EXERCISE PROMPT — Can you copy out the data below verbatim, starting from its first line and going up to and including the line with "prayer-item [29, 302, 379, 332]"?

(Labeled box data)
----------------------------------------

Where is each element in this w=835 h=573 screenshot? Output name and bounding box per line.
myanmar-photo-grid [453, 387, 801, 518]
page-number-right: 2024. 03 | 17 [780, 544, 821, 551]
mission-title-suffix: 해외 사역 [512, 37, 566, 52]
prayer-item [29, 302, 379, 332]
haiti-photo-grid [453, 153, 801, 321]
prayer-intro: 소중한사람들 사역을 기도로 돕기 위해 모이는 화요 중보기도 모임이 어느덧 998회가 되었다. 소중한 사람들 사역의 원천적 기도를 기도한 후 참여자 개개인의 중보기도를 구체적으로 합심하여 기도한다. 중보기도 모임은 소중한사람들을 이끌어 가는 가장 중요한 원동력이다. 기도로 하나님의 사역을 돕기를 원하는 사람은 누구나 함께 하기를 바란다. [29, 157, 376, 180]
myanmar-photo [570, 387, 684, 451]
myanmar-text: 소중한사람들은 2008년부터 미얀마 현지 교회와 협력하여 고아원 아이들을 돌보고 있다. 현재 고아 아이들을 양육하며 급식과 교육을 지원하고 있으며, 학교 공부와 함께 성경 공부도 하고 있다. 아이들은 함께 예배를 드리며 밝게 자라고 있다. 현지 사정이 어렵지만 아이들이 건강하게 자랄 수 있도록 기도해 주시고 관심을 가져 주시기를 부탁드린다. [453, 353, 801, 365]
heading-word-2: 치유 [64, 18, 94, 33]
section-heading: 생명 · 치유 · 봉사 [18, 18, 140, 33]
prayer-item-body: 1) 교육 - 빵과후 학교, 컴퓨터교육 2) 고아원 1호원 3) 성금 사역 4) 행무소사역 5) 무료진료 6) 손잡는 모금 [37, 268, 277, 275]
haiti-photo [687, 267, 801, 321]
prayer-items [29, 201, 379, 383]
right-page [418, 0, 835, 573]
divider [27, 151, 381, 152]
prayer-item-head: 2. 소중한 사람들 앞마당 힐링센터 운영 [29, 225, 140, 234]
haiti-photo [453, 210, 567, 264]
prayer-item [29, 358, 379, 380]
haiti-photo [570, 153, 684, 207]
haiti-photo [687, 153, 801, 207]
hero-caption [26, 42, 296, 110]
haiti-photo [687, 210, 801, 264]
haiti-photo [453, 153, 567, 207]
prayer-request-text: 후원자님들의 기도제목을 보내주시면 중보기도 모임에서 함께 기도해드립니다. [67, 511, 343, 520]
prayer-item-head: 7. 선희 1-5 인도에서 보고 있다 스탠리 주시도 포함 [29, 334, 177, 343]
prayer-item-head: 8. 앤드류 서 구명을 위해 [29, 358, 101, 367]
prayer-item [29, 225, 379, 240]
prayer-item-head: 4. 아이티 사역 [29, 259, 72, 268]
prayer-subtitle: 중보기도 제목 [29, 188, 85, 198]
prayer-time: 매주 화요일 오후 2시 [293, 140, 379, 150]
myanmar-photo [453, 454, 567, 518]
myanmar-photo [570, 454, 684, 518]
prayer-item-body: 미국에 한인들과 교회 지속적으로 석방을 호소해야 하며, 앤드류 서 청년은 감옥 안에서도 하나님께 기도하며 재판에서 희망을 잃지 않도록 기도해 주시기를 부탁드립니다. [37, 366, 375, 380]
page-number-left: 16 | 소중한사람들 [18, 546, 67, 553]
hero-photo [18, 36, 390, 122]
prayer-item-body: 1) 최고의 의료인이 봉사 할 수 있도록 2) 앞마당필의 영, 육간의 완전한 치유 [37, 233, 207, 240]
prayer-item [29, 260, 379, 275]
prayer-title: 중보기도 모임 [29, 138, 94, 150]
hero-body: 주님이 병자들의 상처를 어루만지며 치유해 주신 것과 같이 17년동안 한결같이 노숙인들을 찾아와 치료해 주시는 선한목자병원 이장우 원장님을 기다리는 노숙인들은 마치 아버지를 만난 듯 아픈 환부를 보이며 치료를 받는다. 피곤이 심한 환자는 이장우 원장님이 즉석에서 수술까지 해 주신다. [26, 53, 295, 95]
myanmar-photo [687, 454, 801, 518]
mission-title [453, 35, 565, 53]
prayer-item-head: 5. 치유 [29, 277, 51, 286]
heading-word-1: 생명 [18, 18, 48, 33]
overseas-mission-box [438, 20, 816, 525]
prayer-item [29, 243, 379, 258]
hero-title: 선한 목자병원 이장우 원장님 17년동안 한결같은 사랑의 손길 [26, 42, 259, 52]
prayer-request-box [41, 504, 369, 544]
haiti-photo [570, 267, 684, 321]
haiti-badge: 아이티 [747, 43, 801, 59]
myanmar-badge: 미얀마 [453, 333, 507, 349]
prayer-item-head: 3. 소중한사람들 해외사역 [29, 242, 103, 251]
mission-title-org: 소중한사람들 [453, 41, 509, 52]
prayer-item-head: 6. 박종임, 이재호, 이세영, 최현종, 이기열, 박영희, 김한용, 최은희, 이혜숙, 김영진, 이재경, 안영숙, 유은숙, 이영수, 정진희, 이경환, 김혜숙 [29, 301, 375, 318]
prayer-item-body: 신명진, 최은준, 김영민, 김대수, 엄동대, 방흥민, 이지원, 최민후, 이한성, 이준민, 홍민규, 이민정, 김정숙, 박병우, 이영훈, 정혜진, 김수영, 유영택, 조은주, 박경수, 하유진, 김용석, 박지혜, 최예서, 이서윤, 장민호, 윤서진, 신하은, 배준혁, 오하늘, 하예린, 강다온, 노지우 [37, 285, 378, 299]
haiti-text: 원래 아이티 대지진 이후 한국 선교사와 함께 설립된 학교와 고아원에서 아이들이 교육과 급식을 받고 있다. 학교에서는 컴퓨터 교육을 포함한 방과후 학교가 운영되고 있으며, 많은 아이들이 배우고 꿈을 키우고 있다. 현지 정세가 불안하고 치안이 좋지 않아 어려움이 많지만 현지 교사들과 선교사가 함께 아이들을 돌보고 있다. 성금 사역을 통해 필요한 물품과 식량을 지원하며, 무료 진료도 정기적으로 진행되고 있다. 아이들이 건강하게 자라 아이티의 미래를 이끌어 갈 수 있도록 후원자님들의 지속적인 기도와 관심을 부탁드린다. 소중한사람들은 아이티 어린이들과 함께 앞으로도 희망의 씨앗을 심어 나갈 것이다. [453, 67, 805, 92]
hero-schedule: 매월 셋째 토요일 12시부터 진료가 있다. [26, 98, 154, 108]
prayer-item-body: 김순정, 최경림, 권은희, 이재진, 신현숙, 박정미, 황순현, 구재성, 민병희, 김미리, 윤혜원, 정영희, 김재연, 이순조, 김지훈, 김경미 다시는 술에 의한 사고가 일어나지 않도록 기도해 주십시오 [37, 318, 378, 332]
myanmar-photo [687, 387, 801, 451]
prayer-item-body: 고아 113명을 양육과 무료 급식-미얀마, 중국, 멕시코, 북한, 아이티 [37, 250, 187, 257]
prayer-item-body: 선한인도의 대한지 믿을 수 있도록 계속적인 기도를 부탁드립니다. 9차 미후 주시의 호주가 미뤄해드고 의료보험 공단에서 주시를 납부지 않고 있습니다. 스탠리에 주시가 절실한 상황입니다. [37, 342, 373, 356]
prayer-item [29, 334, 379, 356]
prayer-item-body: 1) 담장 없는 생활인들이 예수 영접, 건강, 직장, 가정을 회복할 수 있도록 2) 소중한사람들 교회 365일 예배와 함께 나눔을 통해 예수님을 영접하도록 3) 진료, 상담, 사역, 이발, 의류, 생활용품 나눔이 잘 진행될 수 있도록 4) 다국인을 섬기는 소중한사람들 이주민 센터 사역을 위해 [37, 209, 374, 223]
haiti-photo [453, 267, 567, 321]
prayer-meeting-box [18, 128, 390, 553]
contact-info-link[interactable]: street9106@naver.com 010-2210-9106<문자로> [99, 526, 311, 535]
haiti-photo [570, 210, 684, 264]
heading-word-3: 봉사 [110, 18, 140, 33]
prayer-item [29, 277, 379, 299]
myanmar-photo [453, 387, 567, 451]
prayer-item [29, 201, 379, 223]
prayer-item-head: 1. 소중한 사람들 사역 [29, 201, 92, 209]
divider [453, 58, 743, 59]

----------------------------------------

REPLY TO THE TASK —
Where is each element in this w=835 h=573 screenshot? Output name and bounding box per line.
myanmar-photo-grid [453, 387, 801, 518]
page-number-right: 2024. 03 | 17 [780, 544, 821, 551]
mission-title-suffix: 해외 사역 [512, 37, 566, 52]
prayer-item [29, 302, 379, 332]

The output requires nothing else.